··· DATA SHOWN

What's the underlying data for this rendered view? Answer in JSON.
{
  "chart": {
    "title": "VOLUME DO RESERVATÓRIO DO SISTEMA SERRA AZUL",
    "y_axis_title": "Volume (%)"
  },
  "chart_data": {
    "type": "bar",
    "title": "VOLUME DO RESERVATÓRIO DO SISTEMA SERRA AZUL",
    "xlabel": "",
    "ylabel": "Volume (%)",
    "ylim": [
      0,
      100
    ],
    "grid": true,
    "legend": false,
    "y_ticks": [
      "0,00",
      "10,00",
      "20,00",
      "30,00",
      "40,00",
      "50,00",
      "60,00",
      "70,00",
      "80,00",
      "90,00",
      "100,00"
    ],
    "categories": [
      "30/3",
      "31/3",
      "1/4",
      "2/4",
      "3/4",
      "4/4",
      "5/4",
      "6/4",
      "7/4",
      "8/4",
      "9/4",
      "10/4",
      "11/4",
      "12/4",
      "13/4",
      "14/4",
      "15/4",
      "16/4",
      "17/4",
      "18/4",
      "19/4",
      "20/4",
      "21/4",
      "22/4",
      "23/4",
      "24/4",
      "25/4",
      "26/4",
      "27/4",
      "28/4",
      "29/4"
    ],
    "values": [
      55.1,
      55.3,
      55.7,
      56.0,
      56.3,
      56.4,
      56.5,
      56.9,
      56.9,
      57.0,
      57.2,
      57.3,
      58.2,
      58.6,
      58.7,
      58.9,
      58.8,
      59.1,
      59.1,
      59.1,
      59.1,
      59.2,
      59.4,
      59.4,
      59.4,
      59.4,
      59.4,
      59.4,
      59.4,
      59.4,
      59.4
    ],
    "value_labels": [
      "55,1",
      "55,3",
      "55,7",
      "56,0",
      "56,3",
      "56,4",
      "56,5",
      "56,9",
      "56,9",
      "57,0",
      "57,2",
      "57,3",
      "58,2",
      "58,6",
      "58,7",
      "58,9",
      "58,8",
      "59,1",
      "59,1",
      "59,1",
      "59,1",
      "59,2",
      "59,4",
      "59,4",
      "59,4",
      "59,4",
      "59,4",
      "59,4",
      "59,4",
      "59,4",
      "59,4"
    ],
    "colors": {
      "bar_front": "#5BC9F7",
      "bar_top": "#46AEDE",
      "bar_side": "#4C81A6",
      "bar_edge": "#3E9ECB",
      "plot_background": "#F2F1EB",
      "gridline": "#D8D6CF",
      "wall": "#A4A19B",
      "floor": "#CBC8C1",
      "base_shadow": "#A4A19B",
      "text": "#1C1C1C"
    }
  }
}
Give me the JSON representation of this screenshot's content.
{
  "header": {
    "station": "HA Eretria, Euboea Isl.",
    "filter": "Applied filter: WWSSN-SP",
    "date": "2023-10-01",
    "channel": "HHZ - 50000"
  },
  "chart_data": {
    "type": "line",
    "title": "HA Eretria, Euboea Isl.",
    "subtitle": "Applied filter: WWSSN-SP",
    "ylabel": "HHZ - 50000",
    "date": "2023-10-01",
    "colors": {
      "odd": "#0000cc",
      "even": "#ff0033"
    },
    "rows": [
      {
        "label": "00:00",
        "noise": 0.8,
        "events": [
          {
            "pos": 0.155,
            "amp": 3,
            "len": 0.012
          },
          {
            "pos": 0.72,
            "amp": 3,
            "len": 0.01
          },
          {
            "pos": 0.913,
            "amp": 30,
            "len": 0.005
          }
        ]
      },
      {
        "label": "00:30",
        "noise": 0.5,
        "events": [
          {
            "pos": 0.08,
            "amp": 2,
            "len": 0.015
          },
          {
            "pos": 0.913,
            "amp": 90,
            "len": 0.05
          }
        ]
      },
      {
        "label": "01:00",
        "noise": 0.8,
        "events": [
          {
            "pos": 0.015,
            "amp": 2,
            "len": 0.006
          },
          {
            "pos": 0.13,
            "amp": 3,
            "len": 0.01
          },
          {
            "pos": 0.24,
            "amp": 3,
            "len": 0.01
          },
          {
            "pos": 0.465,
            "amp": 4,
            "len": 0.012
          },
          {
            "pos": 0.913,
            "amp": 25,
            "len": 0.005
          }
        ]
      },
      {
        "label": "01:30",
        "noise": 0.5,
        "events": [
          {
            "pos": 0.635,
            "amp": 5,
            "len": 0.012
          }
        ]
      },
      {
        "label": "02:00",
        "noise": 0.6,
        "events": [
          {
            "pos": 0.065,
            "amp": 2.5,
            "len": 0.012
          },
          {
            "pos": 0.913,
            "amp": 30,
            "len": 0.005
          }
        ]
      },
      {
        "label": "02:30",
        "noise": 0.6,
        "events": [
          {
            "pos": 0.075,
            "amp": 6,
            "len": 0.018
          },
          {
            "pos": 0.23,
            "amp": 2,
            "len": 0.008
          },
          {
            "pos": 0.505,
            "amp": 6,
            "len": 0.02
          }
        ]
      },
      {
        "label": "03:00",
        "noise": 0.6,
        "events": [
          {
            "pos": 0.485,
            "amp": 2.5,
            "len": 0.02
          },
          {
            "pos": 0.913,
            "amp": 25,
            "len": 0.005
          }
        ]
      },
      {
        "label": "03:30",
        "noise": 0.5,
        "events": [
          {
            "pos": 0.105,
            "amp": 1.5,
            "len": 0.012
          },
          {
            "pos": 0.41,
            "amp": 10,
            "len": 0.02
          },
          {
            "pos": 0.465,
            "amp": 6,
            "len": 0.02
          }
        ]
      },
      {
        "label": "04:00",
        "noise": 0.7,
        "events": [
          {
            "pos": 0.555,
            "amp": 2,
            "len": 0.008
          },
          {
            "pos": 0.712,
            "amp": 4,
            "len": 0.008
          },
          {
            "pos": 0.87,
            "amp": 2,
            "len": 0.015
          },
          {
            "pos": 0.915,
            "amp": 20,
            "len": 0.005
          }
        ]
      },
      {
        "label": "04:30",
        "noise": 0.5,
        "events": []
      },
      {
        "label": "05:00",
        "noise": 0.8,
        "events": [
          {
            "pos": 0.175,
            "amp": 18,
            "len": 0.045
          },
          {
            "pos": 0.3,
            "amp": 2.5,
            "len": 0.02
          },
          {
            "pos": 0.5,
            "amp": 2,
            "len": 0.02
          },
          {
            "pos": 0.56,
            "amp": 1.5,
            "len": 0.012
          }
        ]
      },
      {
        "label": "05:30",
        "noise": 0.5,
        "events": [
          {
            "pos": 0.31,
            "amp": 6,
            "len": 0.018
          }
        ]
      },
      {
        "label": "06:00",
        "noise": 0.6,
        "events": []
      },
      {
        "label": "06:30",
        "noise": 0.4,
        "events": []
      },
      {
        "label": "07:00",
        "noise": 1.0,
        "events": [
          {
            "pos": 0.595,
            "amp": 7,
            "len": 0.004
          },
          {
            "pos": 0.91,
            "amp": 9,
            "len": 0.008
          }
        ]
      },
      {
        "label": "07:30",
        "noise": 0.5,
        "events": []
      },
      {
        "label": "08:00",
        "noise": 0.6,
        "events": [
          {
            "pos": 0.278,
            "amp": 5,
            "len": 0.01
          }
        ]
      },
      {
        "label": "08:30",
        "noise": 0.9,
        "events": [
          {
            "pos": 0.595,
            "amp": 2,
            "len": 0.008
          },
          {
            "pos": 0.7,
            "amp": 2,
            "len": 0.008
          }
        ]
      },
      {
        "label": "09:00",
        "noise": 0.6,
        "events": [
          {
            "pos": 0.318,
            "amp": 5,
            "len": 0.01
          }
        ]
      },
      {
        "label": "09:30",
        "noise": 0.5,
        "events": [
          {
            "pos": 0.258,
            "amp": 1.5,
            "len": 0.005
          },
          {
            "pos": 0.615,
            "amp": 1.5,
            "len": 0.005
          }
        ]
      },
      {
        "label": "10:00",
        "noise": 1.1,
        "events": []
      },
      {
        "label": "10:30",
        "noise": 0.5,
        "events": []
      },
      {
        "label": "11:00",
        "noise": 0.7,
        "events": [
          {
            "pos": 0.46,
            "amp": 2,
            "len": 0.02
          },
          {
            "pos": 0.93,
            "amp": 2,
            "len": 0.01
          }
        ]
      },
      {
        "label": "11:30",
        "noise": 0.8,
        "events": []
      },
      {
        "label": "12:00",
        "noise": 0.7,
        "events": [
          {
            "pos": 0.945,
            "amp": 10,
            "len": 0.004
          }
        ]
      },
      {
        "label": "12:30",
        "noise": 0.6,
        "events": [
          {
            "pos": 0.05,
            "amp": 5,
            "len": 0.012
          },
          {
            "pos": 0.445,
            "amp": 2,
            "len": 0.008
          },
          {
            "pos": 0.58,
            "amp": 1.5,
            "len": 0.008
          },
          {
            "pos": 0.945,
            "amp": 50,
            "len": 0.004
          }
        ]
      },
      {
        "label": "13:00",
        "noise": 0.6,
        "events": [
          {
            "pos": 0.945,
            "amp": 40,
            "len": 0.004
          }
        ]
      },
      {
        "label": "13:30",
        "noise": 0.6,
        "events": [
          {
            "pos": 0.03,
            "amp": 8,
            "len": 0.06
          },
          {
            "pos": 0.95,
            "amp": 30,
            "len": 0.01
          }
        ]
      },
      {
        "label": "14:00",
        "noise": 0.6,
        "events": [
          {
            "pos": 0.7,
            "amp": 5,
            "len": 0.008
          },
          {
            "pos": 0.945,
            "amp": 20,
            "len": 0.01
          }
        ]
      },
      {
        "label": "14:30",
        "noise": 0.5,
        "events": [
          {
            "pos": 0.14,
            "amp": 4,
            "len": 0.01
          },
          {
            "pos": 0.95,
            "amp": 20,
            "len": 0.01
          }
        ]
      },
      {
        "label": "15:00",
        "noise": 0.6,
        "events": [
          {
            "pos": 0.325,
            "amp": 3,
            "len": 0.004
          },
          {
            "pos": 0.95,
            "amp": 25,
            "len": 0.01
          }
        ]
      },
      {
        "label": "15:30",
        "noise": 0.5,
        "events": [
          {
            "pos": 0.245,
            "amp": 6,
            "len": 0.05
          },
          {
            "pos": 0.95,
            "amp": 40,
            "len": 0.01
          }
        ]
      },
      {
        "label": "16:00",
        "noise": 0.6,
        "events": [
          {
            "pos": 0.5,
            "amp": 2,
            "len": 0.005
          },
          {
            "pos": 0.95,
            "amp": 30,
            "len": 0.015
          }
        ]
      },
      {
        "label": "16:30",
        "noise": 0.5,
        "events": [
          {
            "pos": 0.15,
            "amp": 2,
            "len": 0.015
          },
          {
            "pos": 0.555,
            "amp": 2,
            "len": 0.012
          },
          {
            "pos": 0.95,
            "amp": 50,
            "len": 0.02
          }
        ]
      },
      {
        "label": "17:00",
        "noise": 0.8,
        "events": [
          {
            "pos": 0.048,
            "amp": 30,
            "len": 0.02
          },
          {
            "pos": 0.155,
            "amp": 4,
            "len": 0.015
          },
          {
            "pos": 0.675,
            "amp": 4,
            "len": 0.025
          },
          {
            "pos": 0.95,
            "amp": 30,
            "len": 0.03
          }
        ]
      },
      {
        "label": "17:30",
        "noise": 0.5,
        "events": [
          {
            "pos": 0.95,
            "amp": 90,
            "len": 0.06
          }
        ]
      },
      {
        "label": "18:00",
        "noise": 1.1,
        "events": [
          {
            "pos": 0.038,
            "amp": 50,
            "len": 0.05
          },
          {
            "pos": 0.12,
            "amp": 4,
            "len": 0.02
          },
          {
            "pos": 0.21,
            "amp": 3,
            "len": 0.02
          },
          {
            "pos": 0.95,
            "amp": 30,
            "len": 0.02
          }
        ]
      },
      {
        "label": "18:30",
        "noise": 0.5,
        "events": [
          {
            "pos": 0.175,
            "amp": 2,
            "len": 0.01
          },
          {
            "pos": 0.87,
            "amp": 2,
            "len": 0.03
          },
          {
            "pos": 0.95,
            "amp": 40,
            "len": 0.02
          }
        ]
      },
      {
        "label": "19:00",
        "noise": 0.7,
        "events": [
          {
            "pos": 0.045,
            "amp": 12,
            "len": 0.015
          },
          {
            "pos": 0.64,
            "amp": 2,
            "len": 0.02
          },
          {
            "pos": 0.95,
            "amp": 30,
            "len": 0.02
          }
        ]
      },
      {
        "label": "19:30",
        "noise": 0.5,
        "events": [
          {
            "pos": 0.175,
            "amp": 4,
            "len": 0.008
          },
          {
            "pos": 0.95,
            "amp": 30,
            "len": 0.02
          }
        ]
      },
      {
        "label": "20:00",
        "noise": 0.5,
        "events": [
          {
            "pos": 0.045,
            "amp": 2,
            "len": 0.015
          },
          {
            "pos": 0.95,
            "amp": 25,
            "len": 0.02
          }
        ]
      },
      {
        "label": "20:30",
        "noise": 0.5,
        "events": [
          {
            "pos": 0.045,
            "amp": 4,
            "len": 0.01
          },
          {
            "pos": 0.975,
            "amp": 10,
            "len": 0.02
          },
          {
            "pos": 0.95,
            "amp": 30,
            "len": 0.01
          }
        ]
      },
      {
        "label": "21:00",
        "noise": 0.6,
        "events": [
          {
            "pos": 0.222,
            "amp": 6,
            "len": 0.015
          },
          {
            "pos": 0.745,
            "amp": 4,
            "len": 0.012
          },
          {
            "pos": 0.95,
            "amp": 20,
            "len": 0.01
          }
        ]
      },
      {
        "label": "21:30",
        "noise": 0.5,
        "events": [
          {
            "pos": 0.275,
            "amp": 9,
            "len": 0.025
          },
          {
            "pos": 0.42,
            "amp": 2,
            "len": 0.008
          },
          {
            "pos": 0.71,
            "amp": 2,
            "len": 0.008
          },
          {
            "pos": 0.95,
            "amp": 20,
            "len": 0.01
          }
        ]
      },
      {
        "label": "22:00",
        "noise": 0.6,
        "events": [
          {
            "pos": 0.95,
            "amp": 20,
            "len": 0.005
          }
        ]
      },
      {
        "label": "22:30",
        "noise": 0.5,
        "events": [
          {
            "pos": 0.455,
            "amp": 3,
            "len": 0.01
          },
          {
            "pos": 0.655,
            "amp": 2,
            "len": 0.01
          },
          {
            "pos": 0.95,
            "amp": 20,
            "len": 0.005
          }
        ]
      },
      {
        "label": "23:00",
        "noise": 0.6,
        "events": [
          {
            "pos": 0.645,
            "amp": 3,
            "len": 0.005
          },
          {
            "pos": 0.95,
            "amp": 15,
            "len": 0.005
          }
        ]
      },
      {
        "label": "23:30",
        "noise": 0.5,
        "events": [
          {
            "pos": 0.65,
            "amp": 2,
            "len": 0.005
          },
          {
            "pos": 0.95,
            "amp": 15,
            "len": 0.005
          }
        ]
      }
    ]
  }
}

······

**STATED GOAL**
In the records above, locate every line with the string "JSON" and copy it.

**FULL ANSWER**
What's the underlying data for this rendered view? Answer in JSON.
Give me the JSON representation of this screenshot's content.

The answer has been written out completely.